## TASK TO COMPLETE
Copy out each line that mentions the word "note".

Figure contents as structured data
========================================
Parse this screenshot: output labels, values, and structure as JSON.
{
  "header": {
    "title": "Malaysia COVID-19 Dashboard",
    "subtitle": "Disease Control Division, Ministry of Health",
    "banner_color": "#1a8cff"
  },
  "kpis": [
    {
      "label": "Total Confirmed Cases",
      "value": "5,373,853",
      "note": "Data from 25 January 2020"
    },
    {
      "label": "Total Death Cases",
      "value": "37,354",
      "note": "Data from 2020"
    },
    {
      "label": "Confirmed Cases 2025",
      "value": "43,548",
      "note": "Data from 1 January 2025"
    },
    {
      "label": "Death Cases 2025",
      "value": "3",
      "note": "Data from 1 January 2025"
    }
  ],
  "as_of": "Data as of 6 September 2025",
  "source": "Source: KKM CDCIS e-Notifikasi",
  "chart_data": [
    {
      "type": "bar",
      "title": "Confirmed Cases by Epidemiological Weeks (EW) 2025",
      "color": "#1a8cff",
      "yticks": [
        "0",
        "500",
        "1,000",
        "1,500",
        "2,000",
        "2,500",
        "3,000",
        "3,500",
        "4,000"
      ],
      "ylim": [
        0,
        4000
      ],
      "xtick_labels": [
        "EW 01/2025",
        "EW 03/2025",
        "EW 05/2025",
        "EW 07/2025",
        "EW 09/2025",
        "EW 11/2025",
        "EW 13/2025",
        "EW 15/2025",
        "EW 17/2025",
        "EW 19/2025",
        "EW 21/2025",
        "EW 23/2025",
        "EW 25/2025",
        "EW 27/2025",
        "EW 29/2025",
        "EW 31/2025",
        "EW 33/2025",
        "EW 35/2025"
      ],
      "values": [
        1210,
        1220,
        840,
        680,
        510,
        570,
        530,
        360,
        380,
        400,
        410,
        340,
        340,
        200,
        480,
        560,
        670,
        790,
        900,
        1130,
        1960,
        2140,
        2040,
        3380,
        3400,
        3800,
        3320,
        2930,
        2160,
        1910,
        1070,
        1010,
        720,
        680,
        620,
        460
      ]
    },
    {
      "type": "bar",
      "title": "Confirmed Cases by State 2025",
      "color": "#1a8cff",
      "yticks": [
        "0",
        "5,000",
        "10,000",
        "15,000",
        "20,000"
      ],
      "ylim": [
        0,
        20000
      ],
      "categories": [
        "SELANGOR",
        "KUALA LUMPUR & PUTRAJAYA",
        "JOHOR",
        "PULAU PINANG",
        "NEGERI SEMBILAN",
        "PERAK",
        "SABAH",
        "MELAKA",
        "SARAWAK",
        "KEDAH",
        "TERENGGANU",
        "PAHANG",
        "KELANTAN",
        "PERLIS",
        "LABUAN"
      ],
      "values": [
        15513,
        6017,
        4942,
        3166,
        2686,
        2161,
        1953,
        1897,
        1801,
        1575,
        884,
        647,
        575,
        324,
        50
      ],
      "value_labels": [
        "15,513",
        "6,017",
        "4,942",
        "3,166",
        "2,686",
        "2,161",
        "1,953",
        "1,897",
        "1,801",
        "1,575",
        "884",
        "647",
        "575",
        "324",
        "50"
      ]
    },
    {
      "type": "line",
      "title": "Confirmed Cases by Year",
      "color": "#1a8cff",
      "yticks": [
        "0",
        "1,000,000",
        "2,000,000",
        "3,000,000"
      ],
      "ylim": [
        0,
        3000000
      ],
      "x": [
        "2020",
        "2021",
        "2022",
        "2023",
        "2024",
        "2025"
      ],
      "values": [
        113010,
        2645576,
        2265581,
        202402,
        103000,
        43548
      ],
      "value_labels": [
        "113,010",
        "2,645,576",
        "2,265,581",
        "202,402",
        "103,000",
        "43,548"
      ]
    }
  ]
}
========================================
## WRITTEN ANSWER
      "note": "Data from 25 January 2020"
      "note": "Data from 2020"
      "note": "Data from 1 January 2025"
      "note": "Data from 1 January 2025"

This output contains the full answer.